[Figure data in JSON]
____________________
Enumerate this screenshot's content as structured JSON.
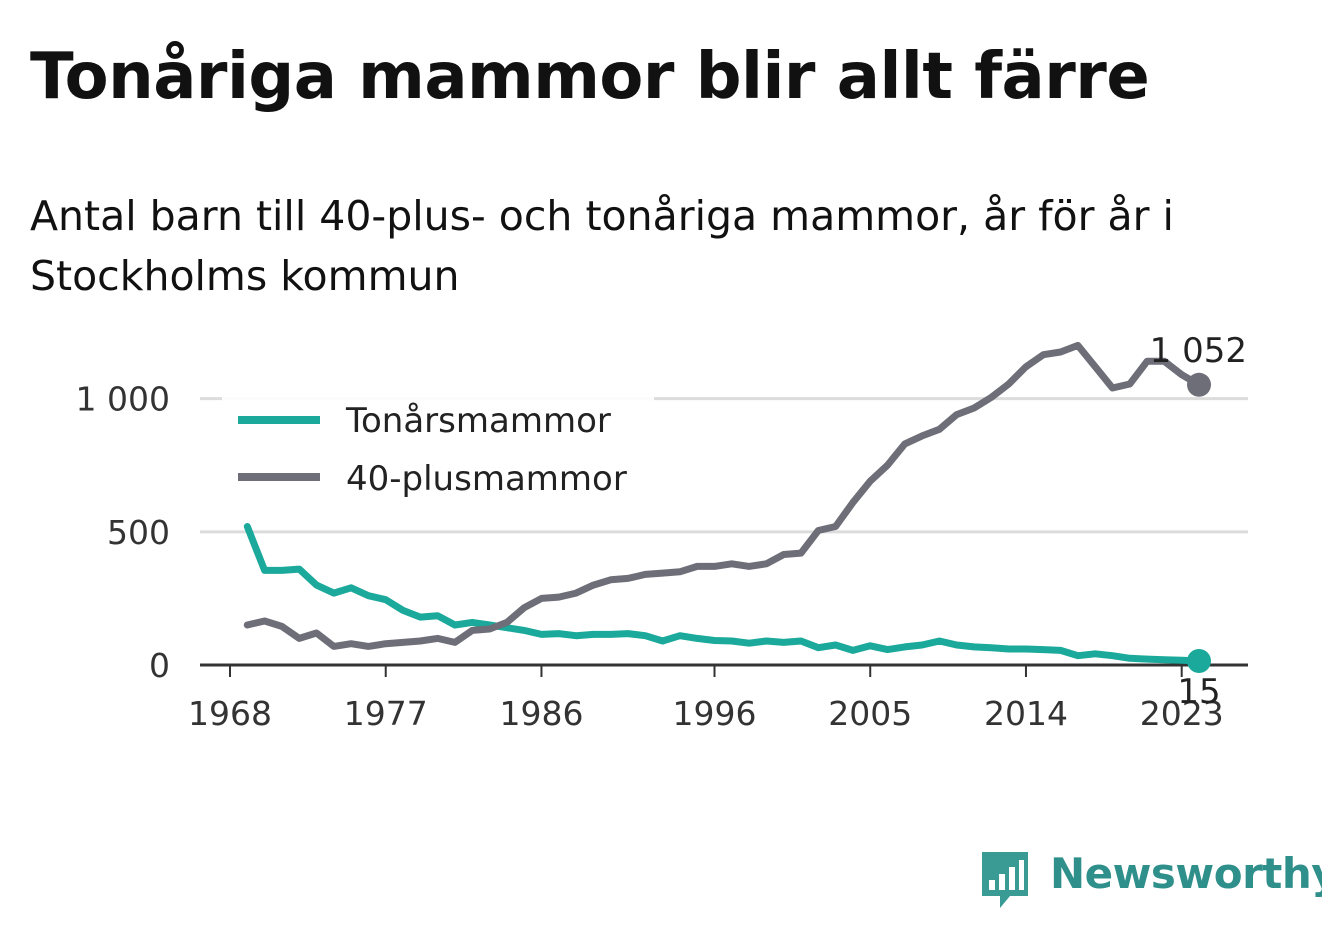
{
  "title": "Tonåriga mammor blir allt färre",
  "subtitle": "Antal barn till 40-plus- och tonåriga mammor, år för år i Stockholms kommun",
  "brand": "Newsworthy",
  "colors": {
    "teens": "#1aa99a",
    "forty_plus": "#6e6e78",
    "grid": "#dcdcdc",
    "axis": "#333333"
  },
  "chart_data": {
    "type": "line",
    "title": "Tonåriga mammor blir allt färre",
    "subtitle": "Antal barn till 40-plus- och tonåriga mammor, år för år i Stockholms kommun",
    "xlabel": "",
    "ylabel": "",
    "xlim": [
      1968,
      2024
    ],
    "ylim": [
      0,
      1100
    ],
    "x_ticks": [
      1968,
      1977,
      1986,
      1996,
      2005,
      2014,
      2023
    ],
    "y_ticks": [
      0,
      500,
      1000
    ],
    "y_tick_labels": [
      "0",
      "500",
      "1 000"
    ],
    "grid": "horizontal",
    "legend": "top-left",
    "x": [
      1969,
      1970,
      1971,
      1972,
      1973,
      1974,
      1975,
      1976,
      1977,
      1978,
      1979,
      1980,
      1981,
      1982,
      1983,
      1984,
      1985,
      1986,
      1987,
      1988,
      1989,
      1990,
      1991,
      1992,
      1993,
      1994,
      1995,
      1996,
      1997,
      1998,
      1999,
      2000,
      2001,
      2002,
      2003,
      2004,
      2005,
      2006,
      2007,
      2008,
      2009,
      2010,
      2011,
      2012,
      2013,
      2014,
      2015,
      2016,
      2017,
      2018,
      2019,
      2020,
      2021,
      2022,
      2023,
      2024
    ],
    "series": [
      {
        "name": "Tonårsmammor",
        "values": [
          520,
          355,
          355,
          360,
          300,
          270,
          290,
          260,
          245,
          205,
          180,
          185,
          150,
          160,
          150,
          140,
          130,
          115,
          118,
          110,
          115,
          115,
          118,
          110,
          90,
          110,
          100,
          92,
          90,
          82,
          90,
          85,
          90,
          65,
          75,
          55,
          72,
          58,
          68,
          75,
          90,
          75,
          68,
          65,
          60,
          60,
          58,
          55,
          35,
          42,
          35,
          25,
          22,
          20,
          18,
          15
        ],
        "end_label": "15"
      },
      {
        "name": "40-plusmammor",
        "values": [
          150,
          165,
          145,
          100,
          120,
          70,
          80,
          70,
          80,
          85,
          90,
          100,
          85,
          130,
          135,
          160,
          215,
          250,
          255,
          270,
          300,
          320,
          325,
          340,
          345,
          350,
          370,
          370,
          380,
          370,
          380,
          415,
          420,
          505,
          520,
          610,
          690,
          750,
          830,
          860,
          885,
          940,
          965,
          1005,
          1055,
          1120,
          1165,
          1175,
          1200,
          1120,
          1040,
          1055,
          1140,
          1140,
          1090,
          1052
        ],
        "end_label": "1 052"
      }
    ]
  }
}
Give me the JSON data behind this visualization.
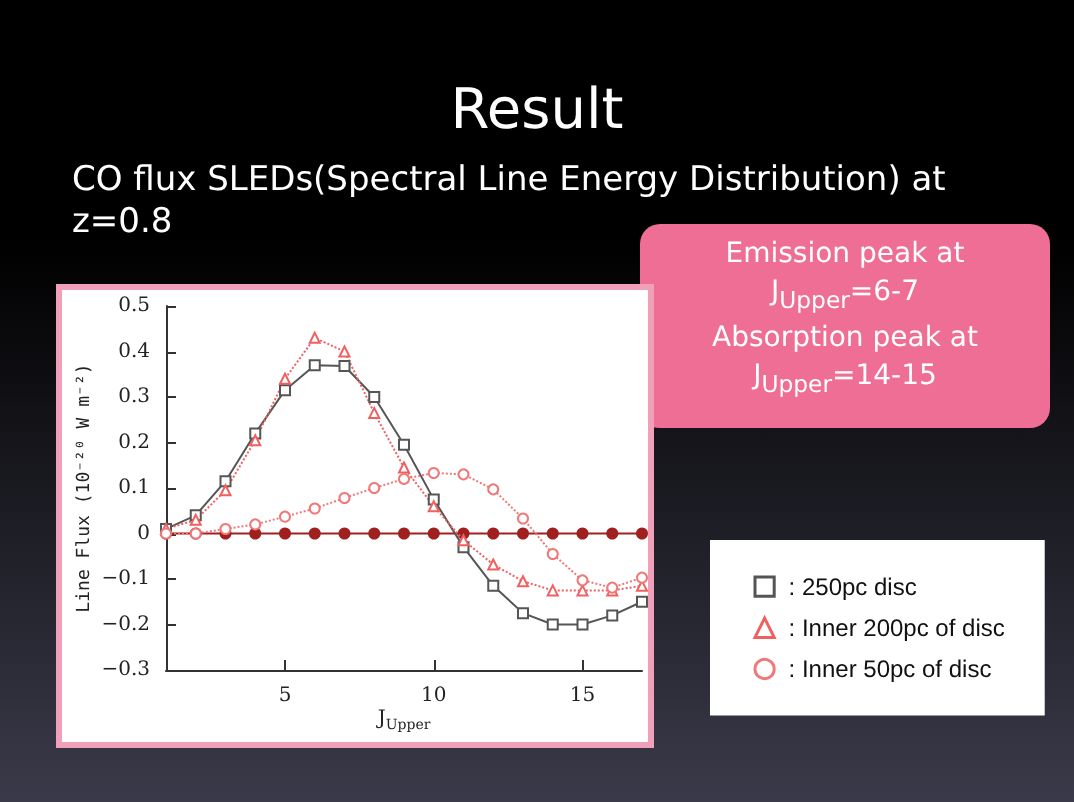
____________________
[Aim of the task] Reproduce the material word for word, minus the images.

[Task solution]
Enumerate this screenshot's content as structured JSON.
{
  "title": "Tonåriga mammor blir allt färre",
  "subtitle": "Antal barn till 40-plus- och tonåriga mammor, år för år i Stockholms kommun",
  "brand": "Newsworthy",
  "colors": {
    "teens": "#1aa99a",
    "forty_plus": "#6e6e78",
    "grid": "#dcdcdc",
    "axis": "#333333"
  },
  "chart_data": {
    "type": "line",
    "title": "Tonåriga mammor blir allt färre",
    "subtitle": "Antal barn till 40-plus- och tonåriga mammor, år för år i Stockholms kommun",
    "xlabel": "",
    "ylabel": "",
    "xlim": [
      1968,
      2024
    ],
    "ylim": [
      0,
      1100
    ],
    "x_ticks": [
      1968,
      1977,
      1986,
      1996,
      2005,
      2014,
      2023
    ],
    "y_ticks": [
      0,
      500,
      1000
    ],
    "y_tick_labels": [
      "0",
      "500",
      "1 000"
    ],
    "grid": "horizontal",
    "legend": "top-left",
    "x": [
      1969,
      1970,
      1971,
      1972,
      1973,
      1974,
      1975,
      1976,
      1977,
      1978,
      1979,
      1980,
      1981,
      1982,
      1983,
      1984,
      1985,
      1986,
      1987,
      1988,
      1989,
      1990,
      1991,
      1992,
      1993,
      1994,
      1995,
      1996,
      1997,
      1998,
      1999,
      2000,
      2001,
      2002,
      2003,
      2004,
      2005,
      2006,
      2007,
      2008,
      2009,
      2010,
      2011,
      2012,
      2013,
      2014,
      2015,
      2016,
      2017,
      2018,
      2019,
      2020,
      2021,
      2022,
      2023,
      2024
    ],
    "series": [
      {
        "name": "Tonårsmammor",
        "values": [
          520,
          355,
          355,
          360,
          300,
          270,
          290,
          260,
          245,
          205,
          180,
          185,
          150,
          160,
          150,
          140,
          130,
          115,
          118,
          110,
          115,
          115,
          118,
          110,
          90,
          110,
          100,
          92,
          90,
          82,
          90,
          85,
          90,
          65,
          75,
          55,
          72,
          58,
          68,
          75,
          90,
          75,
          68,
          65,
          60,
          60,
          58,
          55,
          35,
          42,
          35,
          25,
          22,
          20,
          18,
          15
        ],
        "end_label": "15"
      },
      {
        "name": "40-plusmammor",
        "values": [
          150,
          165,
          145,
          100,
          120,
          70,
          80,
          70,
          80,
          85,
          90,
          100,
          85,
          130,
          135,
          160,
          215,
          250,
          255,
          270,
          300,
          320,
          325,
          340,
          345,
          350,
          370,
          370,
          380,
          370,
          380,
          415,
          420,
          505,
          520,
          610,
          690,
          750,
          830,
          860,
          885,
          940,
          965,
          1005,
          1055,
          1120,
          1165,
          1175,
          1200,
          1120,
          1040,
          1055,
          1140,
          1140,
          1090,
          1052
        ],
        "end_label": "1 052"
      }
    ]
  }
}
Give me the JSON data behind this visualization.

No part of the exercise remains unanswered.